### Text segment ###

A&A 395, 595-599 (2002)
DOI: 10.1051/0004-6361:20021440

The runaway black hole GRO J1655-40[*]

I. F. Mirabel 1,2 - R. Mignani 3 - I. Rodrigues 1 -
J. A. Combi 4 - L. F. Rodríguez 5 - F. Guglielmetti 6,7

1 - Service d'Astrophysique / CEA-Saclay, 91191 Gif-sur-Yvette, France
2 - Instituto de Astronomía y Física del Espacio/Conicet, Argentina
3 - European Southern Observatory, Karl-Schwarzschils-Strasse 2, Garching bei München, 85740, Germany
4 - Instituto Argentino de Radioastronomía, C.C.5, (1894) Villa Elisa, Buenos Aires, Argentina
5 - Instituto de Astronomía, UNAM, Apartado Postal 3-72, 58089 Morelia, Michoacán, México
6 - Max Planck Institute für Extraterrestrische Physik, Giessenbachstrasse, Postfach 1312, 85748, Garching, Germany
7 - Max Planck Institute für Plasmaphysik, Boltzmannstrasse 2, 85748, Garching, Germany

Received 15 July 2002 / Accepted 23 September 2002

We have used the Hubble Space Telescope to measure the motion in the sky and compute the galactocentric orbit of the black hole X-ray binary GRO J1655-40. The system moves with a runaway space velocity of $112\pm 18$ km s-1 in a highly eccentric ( $e = 0.34\pm 0.05$) orbit. The black hole was formed in the disk at a distance greater than 3 kpc from the Galactic centre and must have been shot to such an eccentric orbit by the explosion of the progenitor star. The runaway linear momentum and kinetic energy of this black hole binary are comparable to those of solitary neutron stars and millisecond pulsars. GRO J1655-40 is the first black hole for which there is evidence for a runaway motion imparted by a natal kick in a supernova explosion.

Key words: stars: individual: GRO J1655-40 - black hole physics - X-rays: binaries - astrometry

1 Introduction

Neutron stars are known to have large transverse motions on the plane of the sky which are believed to result from natal kicks imparted by supernova explosions. Energetic explosions have also been invoked in models of the core collapse of massive stars onto black holes. However, there have been few observations that constrain models of the physical processes by which stellar-mass black holes are formed. The measurement of a large radial velocity for the centre of mass of the black hole X-ray binary GRO J1655-40 (Orosz & Bailyn 1997; Shahbaz et al. 1999), together with chemical elements found by Israelian et al. (1999) on the surface of the donor star, provided observational support to the idea that black holes - as neutron stars- may form in supernova explosions that impart strong natal kicks to the collapsed objects.

###

Task A:
Copy the records from their first line through the line containing "Extract all elements", both ends included, keeping every line unchanged.

### Materials provided ###

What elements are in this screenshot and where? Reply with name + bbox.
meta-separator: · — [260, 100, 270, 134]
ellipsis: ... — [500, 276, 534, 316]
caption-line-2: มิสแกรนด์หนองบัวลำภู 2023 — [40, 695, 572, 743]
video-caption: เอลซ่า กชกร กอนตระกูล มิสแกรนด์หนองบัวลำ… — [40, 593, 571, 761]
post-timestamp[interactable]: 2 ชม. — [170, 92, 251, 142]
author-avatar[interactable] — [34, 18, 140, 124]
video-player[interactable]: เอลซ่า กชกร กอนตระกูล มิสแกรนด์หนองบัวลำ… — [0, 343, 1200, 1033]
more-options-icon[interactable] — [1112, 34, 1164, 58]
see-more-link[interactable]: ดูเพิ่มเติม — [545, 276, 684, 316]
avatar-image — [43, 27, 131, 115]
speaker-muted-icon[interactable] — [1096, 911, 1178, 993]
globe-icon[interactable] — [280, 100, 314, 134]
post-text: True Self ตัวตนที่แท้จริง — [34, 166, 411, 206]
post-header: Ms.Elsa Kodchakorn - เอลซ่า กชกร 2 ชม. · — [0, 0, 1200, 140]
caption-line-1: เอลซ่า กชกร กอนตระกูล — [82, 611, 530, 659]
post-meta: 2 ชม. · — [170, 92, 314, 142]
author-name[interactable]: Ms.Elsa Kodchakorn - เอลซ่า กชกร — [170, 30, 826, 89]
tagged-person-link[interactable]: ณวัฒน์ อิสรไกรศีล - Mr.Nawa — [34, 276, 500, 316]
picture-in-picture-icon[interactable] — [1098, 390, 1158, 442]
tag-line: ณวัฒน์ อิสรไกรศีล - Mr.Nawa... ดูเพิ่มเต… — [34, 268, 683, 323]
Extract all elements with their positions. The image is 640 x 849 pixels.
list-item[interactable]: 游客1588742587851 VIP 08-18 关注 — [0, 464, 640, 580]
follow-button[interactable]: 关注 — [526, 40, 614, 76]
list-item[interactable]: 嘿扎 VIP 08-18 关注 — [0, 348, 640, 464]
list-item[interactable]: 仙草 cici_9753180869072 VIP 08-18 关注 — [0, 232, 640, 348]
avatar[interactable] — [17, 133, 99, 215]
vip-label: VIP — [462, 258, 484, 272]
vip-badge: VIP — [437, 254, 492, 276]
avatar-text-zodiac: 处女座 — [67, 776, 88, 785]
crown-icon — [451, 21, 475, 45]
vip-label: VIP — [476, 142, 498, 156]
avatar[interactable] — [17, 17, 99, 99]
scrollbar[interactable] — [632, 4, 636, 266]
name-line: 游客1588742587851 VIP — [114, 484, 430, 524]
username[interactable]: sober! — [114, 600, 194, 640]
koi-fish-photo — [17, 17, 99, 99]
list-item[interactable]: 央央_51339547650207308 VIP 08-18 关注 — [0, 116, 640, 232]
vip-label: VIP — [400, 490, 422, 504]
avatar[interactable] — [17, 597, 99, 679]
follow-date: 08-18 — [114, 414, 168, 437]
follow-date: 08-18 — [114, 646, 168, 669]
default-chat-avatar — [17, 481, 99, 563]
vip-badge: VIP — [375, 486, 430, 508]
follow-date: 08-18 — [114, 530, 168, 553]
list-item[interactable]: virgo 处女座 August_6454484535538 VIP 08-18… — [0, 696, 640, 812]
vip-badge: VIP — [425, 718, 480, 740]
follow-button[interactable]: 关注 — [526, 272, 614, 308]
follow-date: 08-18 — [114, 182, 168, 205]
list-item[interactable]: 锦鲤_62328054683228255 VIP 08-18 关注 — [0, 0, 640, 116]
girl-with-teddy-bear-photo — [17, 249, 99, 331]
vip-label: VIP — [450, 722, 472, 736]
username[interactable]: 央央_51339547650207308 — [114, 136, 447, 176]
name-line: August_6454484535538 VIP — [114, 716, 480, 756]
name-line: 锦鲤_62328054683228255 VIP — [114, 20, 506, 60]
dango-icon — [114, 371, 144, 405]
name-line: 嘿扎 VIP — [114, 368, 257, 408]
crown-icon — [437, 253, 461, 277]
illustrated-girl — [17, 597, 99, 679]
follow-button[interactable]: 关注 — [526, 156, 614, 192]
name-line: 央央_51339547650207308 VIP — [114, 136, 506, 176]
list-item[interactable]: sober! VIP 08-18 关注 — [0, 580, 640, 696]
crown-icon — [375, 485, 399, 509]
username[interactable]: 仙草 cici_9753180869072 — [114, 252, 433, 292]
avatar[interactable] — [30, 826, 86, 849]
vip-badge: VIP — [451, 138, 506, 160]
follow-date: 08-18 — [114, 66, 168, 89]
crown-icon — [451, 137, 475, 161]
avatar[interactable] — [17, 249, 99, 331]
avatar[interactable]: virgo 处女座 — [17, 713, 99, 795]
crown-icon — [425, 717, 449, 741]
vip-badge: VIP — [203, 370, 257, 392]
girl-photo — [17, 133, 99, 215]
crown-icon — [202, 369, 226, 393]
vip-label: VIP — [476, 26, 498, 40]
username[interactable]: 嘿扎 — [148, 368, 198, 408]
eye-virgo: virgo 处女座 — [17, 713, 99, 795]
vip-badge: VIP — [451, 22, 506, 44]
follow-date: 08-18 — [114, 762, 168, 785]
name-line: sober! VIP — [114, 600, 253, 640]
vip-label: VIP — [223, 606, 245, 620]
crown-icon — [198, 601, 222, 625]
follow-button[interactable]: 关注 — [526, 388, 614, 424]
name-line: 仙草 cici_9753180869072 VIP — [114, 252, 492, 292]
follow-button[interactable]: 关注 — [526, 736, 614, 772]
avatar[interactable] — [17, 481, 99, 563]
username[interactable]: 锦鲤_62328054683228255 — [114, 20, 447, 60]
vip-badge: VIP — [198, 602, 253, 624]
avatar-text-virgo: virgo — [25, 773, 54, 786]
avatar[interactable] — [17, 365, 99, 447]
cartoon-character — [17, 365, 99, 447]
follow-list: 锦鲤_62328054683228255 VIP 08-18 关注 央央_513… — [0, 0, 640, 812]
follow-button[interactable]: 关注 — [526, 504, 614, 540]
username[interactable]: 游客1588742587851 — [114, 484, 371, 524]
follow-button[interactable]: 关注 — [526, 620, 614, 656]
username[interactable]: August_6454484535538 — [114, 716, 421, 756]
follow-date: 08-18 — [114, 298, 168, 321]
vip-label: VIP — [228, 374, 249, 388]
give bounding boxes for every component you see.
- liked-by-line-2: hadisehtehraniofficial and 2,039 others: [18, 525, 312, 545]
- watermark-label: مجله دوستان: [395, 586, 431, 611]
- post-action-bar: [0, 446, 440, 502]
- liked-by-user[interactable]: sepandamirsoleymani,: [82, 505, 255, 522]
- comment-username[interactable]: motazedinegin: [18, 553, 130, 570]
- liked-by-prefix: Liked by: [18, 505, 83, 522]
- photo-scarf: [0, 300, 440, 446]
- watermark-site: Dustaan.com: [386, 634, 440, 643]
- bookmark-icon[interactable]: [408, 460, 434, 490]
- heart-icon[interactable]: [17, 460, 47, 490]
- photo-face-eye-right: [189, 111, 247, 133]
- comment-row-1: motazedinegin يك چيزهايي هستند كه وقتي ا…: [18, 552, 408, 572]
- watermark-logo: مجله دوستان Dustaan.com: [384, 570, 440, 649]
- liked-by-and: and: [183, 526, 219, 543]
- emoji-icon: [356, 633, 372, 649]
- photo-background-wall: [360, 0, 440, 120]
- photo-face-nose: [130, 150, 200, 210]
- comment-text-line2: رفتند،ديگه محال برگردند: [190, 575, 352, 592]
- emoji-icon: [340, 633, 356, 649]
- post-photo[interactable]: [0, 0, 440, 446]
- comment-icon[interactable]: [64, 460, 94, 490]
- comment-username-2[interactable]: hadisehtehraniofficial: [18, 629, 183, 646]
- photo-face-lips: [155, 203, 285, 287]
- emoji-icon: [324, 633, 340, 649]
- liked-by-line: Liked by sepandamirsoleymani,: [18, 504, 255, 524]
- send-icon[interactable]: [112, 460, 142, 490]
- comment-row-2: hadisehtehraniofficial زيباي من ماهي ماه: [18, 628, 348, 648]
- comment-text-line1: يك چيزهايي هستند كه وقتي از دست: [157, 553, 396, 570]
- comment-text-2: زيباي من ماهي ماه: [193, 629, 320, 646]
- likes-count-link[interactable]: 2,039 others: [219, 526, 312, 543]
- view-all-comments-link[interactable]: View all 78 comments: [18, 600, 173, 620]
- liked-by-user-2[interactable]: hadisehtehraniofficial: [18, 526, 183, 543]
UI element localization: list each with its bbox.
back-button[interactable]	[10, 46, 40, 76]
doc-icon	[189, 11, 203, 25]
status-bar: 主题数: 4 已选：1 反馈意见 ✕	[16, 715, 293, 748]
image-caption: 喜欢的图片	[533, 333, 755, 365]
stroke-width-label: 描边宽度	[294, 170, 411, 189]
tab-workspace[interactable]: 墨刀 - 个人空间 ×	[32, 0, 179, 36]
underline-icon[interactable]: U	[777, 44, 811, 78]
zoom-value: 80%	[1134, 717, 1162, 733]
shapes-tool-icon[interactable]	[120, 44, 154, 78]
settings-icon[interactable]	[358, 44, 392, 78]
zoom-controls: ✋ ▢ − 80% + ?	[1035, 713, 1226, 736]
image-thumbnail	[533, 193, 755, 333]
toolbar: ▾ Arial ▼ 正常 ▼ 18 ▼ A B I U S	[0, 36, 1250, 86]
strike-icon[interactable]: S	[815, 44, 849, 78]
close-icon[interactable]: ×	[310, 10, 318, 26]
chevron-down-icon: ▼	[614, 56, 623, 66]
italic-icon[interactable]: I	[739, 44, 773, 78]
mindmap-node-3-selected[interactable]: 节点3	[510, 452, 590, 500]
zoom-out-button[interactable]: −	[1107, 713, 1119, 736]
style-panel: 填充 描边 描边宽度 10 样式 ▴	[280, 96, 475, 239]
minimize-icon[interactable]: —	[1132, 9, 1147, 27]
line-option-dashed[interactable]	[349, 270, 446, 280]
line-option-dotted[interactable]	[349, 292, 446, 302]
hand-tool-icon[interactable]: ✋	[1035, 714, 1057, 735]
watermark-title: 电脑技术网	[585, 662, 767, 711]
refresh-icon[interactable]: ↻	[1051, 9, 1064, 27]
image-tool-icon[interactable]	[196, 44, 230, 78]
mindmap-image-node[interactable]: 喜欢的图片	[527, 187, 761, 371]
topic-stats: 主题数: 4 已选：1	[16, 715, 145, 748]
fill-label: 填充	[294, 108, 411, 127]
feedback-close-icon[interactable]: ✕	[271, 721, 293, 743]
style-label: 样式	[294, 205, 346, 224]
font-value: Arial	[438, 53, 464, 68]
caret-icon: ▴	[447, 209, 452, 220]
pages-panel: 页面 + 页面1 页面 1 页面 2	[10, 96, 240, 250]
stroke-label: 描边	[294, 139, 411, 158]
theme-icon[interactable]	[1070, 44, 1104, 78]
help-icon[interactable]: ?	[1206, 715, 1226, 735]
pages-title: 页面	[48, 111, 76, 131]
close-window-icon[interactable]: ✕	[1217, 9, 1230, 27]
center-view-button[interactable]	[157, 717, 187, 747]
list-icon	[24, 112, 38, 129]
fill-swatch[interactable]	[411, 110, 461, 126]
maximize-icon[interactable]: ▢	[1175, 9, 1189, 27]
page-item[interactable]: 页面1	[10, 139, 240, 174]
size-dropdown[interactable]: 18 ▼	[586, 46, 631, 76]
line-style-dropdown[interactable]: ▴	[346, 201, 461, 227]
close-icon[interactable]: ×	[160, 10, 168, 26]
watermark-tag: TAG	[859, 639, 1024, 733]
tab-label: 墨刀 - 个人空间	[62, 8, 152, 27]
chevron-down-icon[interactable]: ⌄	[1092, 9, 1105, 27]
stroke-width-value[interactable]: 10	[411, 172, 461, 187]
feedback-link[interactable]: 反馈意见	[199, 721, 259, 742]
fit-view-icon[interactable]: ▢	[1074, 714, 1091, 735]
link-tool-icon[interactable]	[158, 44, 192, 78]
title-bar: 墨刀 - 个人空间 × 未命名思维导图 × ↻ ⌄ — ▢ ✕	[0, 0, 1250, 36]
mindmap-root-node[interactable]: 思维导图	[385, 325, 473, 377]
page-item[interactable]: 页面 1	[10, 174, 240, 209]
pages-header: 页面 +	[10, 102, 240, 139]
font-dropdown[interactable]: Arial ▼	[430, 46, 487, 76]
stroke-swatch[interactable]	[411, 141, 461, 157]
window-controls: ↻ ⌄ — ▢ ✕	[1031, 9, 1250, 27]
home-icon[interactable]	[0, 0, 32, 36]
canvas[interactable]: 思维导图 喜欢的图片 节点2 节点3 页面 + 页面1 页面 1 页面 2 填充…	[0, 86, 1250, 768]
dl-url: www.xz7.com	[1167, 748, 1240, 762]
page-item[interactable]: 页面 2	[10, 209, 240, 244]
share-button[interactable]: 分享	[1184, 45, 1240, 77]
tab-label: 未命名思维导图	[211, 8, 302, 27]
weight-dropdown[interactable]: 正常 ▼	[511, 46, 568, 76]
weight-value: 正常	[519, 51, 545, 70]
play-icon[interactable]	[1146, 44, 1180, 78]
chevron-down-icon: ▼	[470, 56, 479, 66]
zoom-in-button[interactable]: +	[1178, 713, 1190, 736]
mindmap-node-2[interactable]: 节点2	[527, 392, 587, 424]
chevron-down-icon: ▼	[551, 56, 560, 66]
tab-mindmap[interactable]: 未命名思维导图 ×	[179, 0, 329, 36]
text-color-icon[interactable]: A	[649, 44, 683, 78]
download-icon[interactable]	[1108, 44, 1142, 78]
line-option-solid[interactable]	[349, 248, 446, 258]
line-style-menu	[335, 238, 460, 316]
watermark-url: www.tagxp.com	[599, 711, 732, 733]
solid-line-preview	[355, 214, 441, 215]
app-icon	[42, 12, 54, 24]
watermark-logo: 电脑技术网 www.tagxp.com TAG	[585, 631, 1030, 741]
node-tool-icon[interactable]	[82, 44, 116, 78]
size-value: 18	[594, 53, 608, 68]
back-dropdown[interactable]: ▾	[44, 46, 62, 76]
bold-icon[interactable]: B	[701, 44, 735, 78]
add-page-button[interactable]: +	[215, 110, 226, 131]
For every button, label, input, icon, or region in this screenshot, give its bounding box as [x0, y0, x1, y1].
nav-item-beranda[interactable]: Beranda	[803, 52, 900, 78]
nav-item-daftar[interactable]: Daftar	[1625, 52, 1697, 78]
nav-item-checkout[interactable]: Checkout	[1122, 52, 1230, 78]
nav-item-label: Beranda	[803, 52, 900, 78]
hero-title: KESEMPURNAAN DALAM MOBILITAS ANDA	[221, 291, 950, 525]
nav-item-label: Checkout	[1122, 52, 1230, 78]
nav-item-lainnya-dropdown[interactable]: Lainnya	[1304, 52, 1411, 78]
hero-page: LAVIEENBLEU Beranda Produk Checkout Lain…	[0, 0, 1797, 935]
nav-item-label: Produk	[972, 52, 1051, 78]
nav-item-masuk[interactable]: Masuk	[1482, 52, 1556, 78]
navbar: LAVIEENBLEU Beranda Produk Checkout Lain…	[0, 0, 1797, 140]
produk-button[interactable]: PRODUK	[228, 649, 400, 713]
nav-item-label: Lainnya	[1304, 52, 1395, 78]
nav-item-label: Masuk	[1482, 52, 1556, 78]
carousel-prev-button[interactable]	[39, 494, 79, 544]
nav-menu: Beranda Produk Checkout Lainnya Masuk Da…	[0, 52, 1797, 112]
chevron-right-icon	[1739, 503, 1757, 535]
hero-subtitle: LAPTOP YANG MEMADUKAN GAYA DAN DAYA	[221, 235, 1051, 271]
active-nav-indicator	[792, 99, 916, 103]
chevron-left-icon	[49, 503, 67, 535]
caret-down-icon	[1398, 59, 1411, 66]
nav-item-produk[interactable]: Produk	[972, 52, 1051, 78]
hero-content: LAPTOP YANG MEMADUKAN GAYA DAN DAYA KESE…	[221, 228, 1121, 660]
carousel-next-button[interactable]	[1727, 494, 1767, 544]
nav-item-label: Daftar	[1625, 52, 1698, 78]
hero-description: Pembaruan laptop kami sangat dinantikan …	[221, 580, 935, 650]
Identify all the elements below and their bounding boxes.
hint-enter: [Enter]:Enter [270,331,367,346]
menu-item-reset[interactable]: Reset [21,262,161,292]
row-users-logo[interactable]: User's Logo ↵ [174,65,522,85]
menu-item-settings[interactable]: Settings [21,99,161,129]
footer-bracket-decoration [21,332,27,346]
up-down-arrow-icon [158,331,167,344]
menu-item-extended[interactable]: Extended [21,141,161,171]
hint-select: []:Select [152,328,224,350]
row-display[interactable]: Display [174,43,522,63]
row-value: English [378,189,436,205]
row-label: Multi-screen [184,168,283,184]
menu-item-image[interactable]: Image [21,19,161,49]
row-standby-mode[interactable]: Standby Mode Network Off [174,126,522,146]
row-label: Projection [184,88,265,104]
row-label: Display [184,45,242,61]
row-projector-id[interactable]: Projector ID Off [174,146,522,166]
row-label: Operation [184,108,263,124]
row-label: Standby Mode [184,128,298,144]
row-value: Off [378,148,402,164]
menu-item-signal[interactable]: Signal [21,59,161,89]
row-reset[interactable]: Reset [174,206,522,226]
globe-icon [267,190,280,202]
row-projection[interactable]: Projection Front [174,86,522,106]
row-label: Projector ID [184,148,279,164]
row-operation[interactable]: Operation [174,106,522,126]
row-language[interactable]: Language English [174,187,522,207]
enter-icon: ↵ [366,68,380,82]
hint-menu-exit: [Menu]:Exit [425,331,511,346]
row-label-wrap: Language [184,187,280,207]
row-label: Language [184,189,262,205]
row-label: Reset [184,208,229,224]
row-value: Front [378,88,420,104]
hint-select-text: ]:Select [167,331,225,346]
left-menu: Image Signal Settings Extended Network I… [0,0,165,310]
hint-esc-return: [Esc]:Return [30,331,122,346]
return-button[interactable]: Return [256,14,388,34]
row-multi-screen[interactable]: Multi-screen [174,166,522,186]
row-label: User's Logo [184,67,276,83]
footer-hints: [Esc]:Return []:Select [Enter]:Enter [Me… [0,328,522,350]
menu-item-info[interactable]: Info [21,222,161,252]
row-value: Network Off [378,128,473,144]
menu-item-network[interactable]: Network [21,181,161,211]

###

Task B:
Answer these about the article on the runaway black hole GRO J1655-40:
(i) On what date was the article received?
(ii) What runaway space velocity is given for the system?
(iii) Who found chemical elements on the surface of the donor star?

Full answer A:
What elements are in this screenshot and where? Reply with name + bbox.
meta-separator: · — [260, 100, 270, 134]
ellipsis: ... — [500, 276, 534, 316]
caption-line-2: มิสแกรนด์หนองบัวลำภู 2023 — [40, 695, 572, 743]
video-caption: เอลซ่า กชกร กอนตระกูล มิสแกรนด์หนองบัวลำ… — [40, 593, 571, 761]
post-timestamp[interactable]: 2 ชม. — [170, 92, 251, 142]
author-avatar[interactable] — [34, 18, 140, 124]
video-player[interactable]: เอลซ่า กชกร กอนตระกูล มิสแกรนด์หนองบัวลำ… — [0, 343, 1200, 1033]
more-options-icon[interactable] — [1112, 34, 1164, 58]
see-more-link[interactable]: ดูเพิ่มเติม — [545, 276, 684, 316]
avatar-image — [43, 27, 131, 115]
speaker-muted-icon[interactable] — [1096, 911, 1178, 993]
globe-icon[interactable] — [280, 100, 314, 134]
post-text: True Self ตัวตนที่แท้จริง — [34, 166, 411, 206]
post-header: Ms.Elsa Kodchakorn - เอลซ่า กชกร 2 ชม. · — [0, 0, 1200, 140]
caption-line-1: เอลซ่า กชกร กอนตระกูล — [82, 611, 530, 659]
post-meta: 2 ชม. · — [170, 92, 314, 142]
author-name[interactable]: Ms.Elsa Kodchakorn - เอลซ่า กชกร — [170, 30, 826, 89]
tagged-person-link[interactable]: ณวัฒน์ อิสรไกรศีล - Mr.Nawa — [34, 276, 500, 316]
picture-in-picture-icon[interactable] — [1098, 390, 1158, 442]
tag-line: ณวัฒน์ อิสรไกรศีล - Mr.Nawa... ดูเพิ่มเต… — [34, 268, 683, 323]
Extract all elements with their positions. The image is 640 x 849 pixels.

Full answer B:
(i) 15 July 2002
(ii) 112 ± 18 km s-1
(iii) Israelian et al. (1999)